__OBJECTIVE__:
Please output the records as a JSON list of strings, one string per line with blank lines left out, starting at the first line and ending with the line that contains "mdi-minimize-icon[interactable]: _ [1621,32,1638,48]", both included.
[Start MATERIAL SUPPLIED]
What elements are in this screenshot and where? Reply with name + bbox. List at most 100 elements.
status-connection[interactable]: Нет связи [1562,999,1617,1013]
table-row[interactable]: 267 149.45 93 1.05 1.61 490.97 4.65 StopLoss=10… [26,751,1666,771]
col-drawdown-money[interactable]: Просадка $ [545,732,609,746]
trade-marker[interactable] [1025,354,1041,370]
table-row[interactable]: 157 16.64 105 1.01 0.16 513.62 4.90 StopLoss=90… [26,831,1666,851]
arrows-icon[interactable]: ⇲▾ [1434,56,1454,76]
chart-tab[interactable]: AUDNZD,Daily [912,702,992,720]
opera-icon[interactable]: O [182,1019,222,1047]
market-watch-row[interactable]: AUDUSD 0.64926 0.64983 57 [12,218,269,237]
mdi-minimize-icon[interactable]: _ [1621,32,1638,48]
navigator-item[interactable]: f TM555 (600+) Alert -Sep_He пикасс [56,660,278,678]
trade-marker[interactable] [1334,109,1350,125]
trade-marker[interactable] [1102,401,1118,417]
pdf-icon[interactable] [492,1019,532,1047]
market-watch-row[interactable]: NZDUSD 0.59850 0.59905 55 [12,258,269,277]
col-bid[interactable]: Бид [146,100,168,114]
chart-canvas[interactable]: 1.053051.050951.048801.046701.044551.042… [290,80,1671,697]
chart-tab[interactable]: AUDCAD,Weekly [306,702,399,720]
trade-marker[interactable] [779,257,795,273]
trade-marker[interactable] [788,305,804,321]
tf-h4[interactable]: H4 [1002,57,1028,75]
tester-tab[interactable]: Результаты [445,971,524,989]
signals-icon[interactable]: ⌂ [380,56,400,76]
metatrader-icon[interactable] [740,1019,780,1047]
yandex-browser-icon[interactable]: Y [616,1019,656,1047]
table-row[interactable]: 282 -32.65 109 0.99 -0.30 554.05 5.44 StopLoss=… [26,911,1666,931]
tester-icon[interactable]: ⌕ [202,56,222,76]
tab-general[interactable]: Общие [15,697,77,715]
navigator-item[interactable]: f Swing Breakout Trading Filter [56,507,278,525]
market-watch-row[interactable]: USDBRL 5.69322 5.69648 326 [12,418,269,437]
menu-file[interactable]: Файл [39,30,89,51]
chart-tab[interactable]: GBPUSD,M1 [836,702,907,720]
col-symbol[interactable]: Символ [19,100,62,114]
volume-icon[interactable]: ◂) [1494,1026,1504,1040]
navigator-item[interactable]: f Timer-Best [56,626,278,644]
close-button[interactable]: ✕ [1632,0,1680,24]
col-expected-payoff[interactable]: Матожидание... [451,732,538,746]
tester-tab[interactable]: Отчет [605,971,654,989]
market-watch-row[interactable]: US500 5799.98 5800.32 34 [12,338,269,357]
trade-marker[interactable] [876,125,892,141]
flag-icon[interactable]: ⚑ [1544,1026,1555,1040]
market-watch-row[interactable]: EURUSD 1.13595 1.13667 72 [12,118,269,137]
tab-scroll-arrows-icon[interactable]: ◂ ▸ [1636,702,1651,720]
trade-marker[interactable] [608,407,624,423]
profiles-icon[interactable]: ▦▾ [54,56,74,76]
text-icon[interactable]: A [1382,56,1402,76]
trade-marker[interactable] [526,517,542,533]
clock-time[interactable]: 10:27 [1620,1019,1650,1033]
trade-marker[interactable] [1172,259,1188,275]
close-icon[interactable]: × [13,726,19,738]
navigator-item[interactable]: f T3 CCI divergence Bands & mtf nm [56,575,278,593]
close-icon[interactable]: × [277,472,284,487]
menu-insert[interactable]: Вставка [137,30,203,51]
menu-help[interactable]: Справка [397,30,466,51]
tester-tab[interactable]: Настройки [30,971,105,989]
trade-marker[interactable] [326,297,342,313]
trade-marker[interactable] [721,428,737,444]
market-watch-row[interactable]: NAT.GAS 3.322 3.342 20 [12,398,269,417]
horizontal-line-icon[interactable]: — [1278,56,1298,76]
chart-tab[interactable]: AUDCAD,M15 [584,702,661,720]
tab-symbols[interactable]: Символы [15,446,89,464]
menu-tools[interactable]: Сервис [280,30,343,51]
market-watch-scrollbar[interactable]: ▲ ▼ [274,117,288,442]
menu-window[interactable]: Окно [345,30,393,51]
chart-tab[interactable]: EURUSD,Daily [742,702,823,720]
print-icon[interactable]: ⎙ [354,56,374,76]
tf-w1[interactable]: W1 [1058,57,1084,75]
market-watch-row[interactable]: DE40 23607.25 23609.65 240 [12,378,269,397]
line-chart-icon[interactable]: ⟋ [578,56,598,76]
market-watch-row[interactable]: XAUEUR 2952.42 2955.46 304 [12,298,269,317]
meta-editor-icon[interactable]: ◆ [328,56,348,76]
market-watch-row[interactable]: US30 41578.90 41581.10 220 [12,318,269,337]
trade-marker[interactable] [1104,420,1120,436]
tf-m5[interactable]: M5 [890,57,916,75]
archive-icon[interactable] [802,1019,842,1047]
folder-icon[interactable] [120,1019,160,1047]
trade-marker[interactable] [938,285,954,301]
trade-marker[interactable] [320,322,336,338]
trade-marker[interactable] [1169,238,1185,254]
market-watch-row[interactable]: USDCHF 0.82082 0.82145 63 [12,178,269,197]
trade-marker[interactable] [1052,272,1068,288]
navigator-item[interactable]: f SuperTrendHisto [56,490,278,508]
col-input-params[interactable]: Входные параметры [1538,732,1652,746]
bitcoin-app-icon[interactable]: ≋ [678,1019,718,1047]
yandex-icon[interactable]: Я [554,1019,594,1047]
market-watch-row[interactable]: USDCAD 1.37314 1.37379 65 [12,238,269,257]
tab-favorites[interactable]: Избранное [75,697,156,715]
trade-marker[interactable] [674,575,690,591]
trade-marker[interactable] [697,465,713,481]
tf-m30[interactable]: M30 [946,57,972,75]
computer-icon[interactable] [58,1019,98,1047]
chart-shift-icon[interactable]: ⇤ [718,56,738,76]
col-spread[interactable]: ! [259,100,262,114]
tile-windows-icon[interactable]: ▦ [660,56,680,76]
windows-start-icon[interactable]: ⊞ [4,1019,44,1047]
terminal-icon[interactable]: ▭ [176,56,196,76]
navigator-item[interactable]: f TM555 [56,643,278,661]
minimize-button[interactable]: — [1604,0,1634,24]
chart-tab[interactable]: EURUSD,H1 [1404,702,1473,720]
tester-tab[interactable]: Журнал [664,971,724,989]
[End MATERIAL SUPPLIED]
__FULL RESPONSE__:
[
  "What elements are in this screenshot and where? Reply with name + bbox. List at most 100 elements.",
  "status-connection[interactable]: Нет связи [1562,999,1617,1013]",
  "table-row[interactable]: 267 149.45 93 1.05 1.61 490.97 4.65 StopLoss=10… [26,751,1666,771]",
  "col-drawdown-money[interactable]: Просадка $ [545,732,609,746]",
  "trade-marker[interactable] [1025,354,1041,370]",
  "table-row[interactable]: 157 16.64 105 1.01 0.16 513.62 4.90 StopLoss=90… [26,831,1666,851]",
  "arrows-icon[interactable]: ⇲▾ [1434,56,1454,76]",
  "chart-tab[interactable]: AUDNZD,Daily [912,702,992,720]",
  "opera-icon[interactable]: O [182,1019,222,1047]",
  "market-watch-row[interactable]: AUDUSD 0.64926 0.64983 57 [12,218,269,237]",
  "mdi-minimize-icon[interactable]: _ [1621,32,1638,48]"
]